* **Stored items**
# # # # # # #

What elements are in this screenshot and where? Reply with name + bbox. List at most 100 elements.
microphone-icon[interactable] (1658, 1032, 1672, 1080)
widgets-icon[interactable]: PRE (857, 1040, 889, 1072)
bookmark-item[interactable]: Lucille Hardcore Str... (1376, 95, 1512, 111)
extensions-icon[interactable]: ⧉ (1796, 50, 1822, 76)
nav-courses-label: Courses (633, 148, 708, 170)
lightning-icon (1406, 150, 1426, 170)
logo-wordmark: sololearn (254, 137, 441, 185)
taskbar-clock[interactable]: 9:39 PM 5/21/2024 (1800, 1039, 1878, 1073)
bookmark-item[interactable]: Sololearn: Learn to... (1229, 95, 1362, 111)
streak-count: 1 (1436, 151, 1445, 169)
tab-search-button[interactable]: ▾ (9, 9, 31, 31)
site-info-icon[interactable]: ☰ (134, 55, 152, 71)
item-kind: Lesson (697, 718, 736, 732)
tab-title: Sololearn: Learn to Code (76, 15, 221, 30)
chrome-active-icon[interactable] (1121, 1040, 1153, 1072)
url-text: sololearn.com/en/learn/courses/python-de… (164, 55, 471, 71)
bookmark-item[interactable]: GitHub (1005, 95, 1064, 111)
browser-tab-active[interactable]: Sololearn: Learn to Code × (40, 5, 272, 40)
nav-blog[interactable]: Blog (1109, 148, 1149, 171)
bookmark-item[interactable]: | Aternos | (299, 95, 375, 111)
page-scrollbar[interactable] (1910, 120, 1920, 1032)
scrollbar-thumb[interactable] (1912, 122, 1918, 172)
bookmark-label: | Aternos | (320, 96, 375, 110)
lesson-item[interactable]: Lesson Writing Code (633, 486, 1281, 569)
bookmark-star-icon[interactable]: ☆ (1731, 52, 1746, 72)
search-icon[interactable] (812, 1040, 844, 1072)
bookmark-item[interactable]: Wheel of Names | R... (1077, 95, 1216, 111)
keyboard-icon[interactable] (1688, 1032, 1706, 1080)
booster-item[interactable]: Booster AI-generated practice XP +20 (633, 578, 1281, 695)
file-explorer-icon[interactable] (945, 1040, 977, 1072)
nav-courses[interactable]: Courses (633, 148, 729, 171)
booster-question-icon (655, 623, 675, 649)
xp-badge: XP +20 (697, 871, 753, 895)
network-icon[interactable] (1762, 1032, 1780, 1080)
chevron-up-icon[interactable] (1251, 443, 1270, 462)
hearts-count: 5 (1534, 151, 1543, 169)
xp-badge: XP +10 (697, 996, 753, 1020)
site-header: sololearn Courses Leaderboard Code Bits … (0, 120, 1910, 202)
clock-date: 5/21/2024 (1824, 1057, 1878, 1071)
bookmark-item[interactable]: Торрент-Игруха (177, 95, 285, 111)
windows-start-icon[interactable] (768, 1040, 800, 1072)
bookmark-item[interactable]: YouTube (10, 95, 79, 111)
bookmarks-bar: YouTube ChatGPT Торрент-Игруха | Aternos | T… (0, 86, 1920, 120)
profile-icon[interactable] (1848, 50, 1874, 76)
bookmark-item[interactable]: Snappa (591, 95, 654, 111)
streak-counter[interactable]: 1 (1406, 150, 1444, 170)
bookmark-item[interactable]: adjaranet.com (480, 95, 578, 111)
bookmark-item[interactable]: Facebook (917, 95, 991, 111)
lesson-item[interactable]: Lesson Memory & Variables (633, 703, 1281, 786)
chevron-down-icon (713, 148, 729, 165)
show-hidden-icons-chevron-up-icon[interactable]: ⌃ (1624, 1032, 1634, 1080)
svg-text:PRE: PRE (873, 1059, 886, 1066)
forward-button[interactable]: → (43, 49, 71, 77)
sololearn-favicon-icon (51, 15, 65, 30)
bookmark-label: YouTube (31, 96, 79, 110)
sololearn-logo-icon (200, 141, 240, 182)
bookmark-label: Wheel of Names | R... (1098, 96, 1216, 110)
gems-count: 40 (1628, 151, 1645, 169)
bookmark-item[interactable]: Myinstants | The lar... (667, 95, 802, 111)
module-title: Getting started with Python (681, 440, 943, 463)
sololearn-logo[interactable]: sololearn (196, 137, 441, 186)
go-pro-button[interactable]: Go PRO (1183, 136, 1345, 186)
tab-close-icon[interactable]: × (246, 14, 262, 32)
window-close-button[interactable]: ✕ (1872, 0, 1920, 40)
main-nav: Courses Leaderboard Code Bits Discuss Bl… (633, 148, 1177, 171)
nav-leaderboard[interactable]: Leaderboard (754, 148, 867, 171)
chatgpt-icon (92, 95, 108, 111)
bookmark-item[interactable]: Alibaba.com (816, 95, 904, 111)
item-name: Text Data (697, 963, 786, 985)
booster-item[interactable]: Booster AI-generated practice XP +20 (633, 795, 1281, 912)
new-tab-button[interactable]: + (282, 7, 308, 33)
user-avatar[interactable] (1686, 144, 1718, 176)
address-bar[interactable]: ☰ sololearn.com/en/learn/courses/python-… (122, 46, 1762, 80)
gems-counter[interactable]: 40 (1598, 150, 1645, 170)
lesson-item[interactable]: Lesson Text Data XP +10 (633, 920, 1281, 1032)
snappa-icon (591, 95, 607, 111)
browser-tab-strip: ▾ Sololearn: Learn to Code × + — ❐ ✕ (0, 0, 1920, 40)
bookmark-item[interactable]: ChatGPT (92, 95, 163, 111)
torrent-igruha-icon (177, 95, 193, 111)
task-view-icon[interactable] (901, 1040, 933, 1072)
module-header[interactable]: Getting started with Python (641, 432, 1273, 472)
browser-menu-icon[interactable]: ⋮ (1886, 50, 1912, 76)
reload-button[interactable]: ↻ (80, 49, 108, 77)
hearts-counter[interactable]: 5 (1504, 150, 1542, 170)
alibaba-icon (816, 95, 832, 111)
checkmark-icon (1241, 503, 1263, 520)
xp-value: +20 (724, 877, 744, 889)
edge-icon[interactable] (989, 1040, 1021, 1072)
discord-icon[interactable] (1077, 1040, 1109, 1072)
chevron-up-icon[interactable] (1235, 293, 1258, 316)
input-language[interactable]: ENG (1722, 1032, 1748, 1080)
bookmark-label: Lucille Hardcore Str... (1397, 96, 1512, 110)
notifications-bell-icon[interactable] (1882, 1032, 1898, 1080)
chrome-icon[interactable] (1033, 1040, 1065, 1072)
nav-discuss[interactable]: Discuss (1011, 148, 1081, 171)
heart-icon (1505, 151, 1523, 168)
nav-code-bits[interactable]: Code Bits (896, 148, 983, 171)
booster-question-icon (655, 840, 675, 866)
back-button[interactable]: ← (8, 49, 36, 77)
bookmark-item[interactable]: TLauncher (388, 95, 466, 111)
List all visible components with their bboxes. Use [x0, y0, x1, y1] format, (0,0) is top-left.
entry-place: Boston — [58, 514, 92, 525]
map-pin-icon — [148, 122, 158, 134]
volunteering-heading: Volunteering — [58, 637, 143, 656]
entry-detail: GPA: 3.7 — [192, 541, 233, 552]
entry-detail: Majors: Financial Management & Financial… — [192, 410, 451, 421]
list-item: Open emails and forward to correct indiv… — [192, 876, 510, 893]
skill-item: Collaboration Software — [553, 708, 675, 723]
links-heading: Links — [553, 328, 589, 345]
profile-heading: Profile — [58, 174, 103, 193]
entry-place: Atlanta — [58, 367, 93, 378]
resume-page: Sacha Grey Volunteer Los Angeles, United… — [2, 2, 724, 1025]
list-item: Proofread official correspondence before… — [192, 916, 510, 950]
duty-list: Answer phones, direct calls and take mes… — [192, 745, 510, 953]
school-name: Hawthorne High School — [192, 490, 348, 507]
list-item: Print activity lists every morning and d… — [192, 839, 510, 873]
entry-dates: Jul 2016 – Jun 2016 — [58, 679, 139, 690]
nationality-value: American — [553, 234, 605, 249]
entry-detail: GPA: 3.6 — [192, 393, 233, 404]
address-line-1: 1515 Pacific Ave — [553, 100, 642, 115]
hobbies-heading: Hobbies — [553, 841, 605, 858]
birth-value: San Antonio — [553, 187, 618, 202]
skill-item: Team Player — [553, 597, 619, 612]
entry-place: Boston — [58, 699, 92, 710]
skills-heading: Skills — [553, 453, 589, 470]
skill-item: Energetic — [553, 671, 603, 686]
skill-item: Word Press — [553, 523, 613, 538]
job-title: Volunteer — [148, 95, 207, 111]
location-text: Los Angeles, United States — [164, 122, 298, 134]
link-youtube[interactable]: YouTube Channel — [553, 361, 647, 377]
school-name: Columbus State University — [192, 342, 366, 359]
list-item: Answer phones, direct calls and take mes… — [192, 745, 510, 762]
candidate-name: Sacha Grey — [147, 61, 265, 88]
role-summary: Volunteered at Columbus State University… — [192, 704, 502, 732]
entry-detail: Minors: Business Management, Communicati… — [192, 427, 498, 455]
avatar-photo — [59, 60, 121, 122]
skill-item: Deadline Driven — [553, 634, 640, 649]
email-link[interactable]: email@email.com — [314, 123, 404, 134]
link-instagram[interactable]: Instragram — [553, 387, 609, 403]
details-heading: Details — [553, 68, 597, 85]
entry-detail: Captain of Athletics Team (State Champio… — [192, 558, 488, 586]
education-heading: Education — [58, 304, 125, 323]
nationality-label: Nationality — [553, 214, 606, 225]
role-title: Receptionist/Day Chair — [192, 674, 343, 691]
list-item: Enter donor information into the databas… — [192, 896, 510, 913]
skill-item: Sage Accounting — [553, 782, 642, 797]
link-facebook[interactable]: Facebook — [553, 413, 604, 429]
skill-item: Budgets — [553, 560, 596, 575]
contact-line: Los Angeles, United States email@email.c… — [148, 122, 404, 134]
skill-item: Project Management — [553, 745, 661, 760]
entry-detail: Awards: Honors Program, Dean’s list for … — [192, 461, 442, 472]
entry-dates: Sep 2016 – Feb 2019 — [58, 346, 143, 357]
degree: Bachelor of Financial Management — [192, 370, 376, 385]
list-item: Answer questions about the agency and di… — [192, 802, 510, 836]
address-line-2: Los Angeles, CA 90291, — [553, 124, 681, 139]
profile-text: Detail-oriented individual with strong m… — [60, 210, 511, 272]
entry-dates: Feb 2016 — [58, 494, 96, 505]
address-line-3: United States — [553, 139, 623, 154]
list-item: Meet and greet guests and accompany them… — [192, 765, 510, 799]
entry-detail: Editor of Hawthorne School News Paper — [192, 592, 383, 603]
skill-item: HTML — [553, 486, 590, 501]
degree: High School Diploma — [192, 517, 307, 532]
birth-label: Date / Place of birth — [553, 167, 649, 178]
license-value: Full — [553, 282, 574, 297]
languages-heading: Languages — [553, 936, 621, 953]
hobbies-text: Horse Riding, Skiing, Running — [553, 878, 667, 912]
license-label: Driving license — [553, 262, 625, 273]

# # # # # # #

* **SET TASK**
Copy the items from their first line through the line containing "scrollbar-thumb[interactable] (1912, 122, 1918, 172)", switching every "bookmark-item" to "favorite-item" and keeping all else the same.

* **EXPECTED OUTPUT**
What elements are in this screenshot and where? Reply with name + bbox. List at most 100 elements.
microphone-icon[interactable] (1658, 1032, 1672, 1080)
widgets-icon[interactable]: PRE (857, 1040, 889, 1072)
favorite-item[interactable]: Lucille Hardcore Str... (1376, 95, 1512, 111)
extensions-icon[interactable]: ⧉ (1796, 50, 1822, 76)
nav-courses-label: Courses (633, 148, 708, 170)
lightning-icon (1406, 150, 1426, 170)
logo-wordmark: sololearn (254, 137, 441, 185)
taskbar-clock[interactable]: 9:39 PM 5/21/2024 (1800, 1039, 1878, 1073)
favorite-item[interactable]: Sololearn: Learn to... (1229, 95, 1362, 111)
streak-count: 1 (1436, 151, 1445, 169)
tab-search-button[interactable]: ▾ (9, 9, 31, 31)
site-info-icon[interactable]: ☰ (134, 55, 152, 71)
item-kind: Lesson (697, 718, 736, 732)
tab-title: Sololearn: Learn to Code (76, 15, 221, 30)
chrome-active-icon[interactable] (1121, 1040, 1153, 1072)
url-text: sololearn.com/en/learn/courses/python-de… (164, 55, 471, 71)
favorite-item[interactable]: GitHub (1005, 95, 1064, 111)
browser-tab-active[interactable]: Sololearn: Learn to Code × (40, 5, 272, 40)
nav-blog[interactable]: Blog (1109, 148, 1149, 171)
favorite-item[interactable]: | Aternos | (299, 95, 375, 111)
page-scrollbar[interactable] (1910, 120, 1920, 1032)
scrollbar-thumb[interactable] (1912, 122, 1918, 172)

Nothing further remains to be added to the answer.